*INPUT DATA*.

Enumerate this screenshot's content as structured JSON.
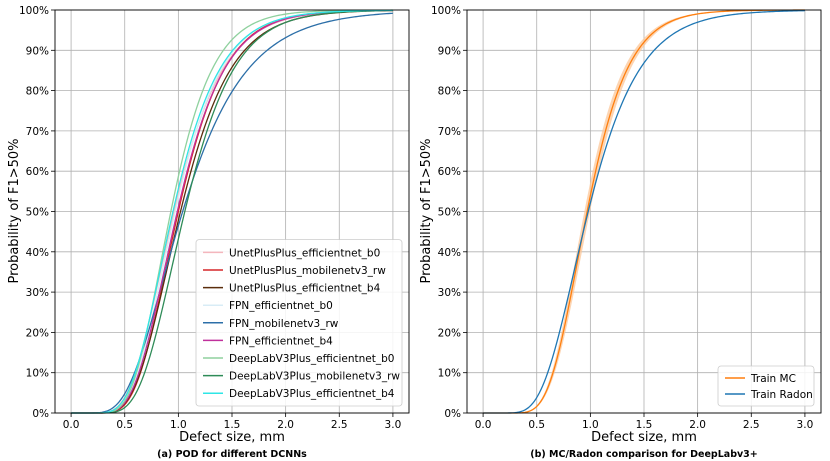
{
  "panels": [
    {
      "caption": "(a) POD for different DCNNs",
      "legend_position": "lower-right"
    },
    {
      "caption": "(b) MC/Radon comparison for DeepLabv3+",
      "legend_position": "lower-right"
    }
  ],
  "chart_data": [
    {
      "type": "line",
      "xlabel": "Defect size, mm",
      "ylabel": "Probability of F1>50%",
      "xlim": [
        -0.15,
        3.15
      ],
      "ylim": [
        0,
        100
      ],
      "xticks": [
        "0.0",
        "0.5",
        "1.0",
        "1.5",
        "2.0",
        "2.5",
        "3.0"
      ],
      "yticks": [
        "0%",
        "10%",
        "20%",
        "30%",
        "40%",
        "50%",
        "60%",
        "70%",
        "80%",
        "90%",
        "100%"
      ],
      "grid": true,
      "series": [
        {
          "name": "UnetPlusPlus_efficientnet_b0",
          "color": "#f4b6bd",
          "mu": 0.96,
          "sigma": 0.37
        },
        {
          "name": "UnetPlusPlus_mobilenetv3_rw",
          "color": "#d62728",
          "mu": 1.0,
          "sigma": 0.34
        },
        {
          "name": "UnetPlusPlus_efficientnet_b4",
          "color": "#5a2d0c",
          "mu": 1.02,
          "sigma": 0.36
        },
        {
          "name": "FPN_efficientnet_b0",
          "color": "#d8ecf6",
          "mu": 0.97,
          "sigma": 0.35
        },
        {
          "name": "FPN_mobilenetv3_rw",
          "color": "#2c6fa8",
          "mu": 1.04,
          "sigma": 0.44
        },
        {
          "name": "FPN_efficientnet_b4",
          "color": "#c0309c",
          "mu": 0.99,
          "sigma": 0.35
        },
        {
          "name": "DeepLabV3Plus_efficientnet_b0",
          "color": "#8fd19e",
          "mu": 0.93,
          "sigma": 0.33
        },
        {
          "name": "DeepLabV3Plus_mobilenetv3_rw",
          "color": "#2e8b57",
          "mu": 1.06,
          "sigma": 0.34
        },
        {
          "name": "DeepLabV3Plus_efficientnet_b4",
          "color": "#2ee6e6",
          "mu": 0.95,
          "sigma": 0.36
        }
      ]
    },
    {
      "type": "line",
      "xlabel": "Defect size, mm",
      "ylabel": "Probability of F1>50%",
      "xlim": [
        -0.15,
        3.15
      ],
      "ylim": [
        0,
        100
      ],
      "xticks": [
        "0.0",
        "0.5",
        "1.0",
        "1.5",
        "2.0",
        "2.5",
        "3.0"
      ],
      "yticks": [
        "0%",
        "10%",
        "20%",
        "30%",
        "40%",
        "50%",
        "60%",
        "70%",
        "80%",
        "90%",
        "100%"
      ],
      "grid": true,
      "series": [
        {
          "name": "Train MC",
          "color": "#ff7f0e",
          "band_color": "#fbc79a",
          "mu": 0.97,
          "sigma": 0.31,
          "band": 0.035
        },
        {
          "name": "Train Radon",
          "color": "#1f77b4",
          "mu": 0.98,
          "sigma": 0.38
        }
      ]
    }
  ]
}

*SHORT PROBLEM*.
Copy each line in full and exactly, omitting any picture.

*RESULT FOR THIS TASK*.
Enumerate this screenshot's content as structured JSON.
{
  "panels": [
    {
      "caption": "(a) POD for different DCNNs",
      "legend_position": "lower-right"
    },
    {
      "caption": "(b) MC/Radon comparison for DeepLabv3+",
      "legend_position": "lower-right"
    }
  ],
  "chart_data": [
    {
      "type": "line",
      "xlabel": "Defect size, mm",
      "ylabel": "Probability of F1>50%",
      "xlim": [
        -0.15,
        3.15
      ],
      "ylim": [
        0,
        100
      ],
      "xticks": [
        "0.0",
        "0.5",
        "1.0",
        "1.5",
        "2.0",
        "2.5",
        "3.0"
      ],
      "yticks": [
        "0%",
        "10%",
        "20%",
        "30%",
        "40%",
        "50%",
        "60%",
        "70%",
        "80%",
        "90%",
        "100%"
      ],
      "grid": true,
      "series": [
        {
          "name": "UnetPlusPlus_efficientnet_b0",
          "color": "#f4b6bd",
          "mu": 0.96,
          "sigma": 0.37
        },
        {
          "name": "UnetPlusPlus_mobilenetv3_rw",
          "color": "#d62728",
          "mu": 1.0,
          "sigma": 0.34
        },
        {
          "name": "UnetPlusPlus_efficientnet_b4",
          "color": "#5a2d0c",
          "mu": 1.02,
          "sigma": 0.36
        },
        {
          "name": "FPN_efficientnet_b0",
          "color": "#d8ecf6",
          "mu": 0.97,
          "sigma": 0.35
        },
        {
          "name": "FPN_mobilenetv3_rw",
          "color": "#2c6fa8",
          "mu": 1.04,
          "sigma": 0.44
        },
        {
          "name": "FPN_efficientnet_b4",
          "color": "#c0309c",
          "mu": 0.99,
          "sigma": 0.35
        },
        {
          "name": "DeepLabV3Plus_efficientnet_b0",
          "color": "#8fd19e",
          "mu": 0.93,
          "sigma": 0.33
        },
        {
          "name": "DeepLabV3Plus_mobilenetv3_rw",
          "color": "#2e8b57",
          "mu": 1.06,
          "sigma": 0.34
        },
        {
          "name": "DeepLabV3Plus_efficientnet_b4",
          "color": "#2ee6e6",
          "mu": 0.95,
          "sigma": 0.36
        }
      ]
    },
    {
      "type": "line",
      "xlabel": "Defect size, mm",
      "ylabel": "Probability of F1>50%",
      "xlim": [
        -0.15,
        3.15
      ],
      "ylim": [
        0,
        100
      ],
      "xticks": [
        "0.0",
        "0.5",
        "1.0",
        "1.5",
        "2.0",
        "2.5",
        "3.0"
      ],
      "yticks": [
        "0%",
        "10%",
        "20%",
        "30%",
        "40%",
        "50%",
        "60%",
        "70%",
        "80%",
        "90%",
        "100%"
      ],
      "grid": true,
      "series": [
        {
          "name": "Train MC",
          "color": "#ff7f0e",
          "band_color": "#fbc79a",
          "mu": 0.97,
          "sigma": 0.31,
          "band": 0.035
        },
        {
          "name": "Train Radon",
          "color": "#1f77b4",
          "mu": 0.98,
          "sigma": 0.38
        }
      ]
    }
  ]
}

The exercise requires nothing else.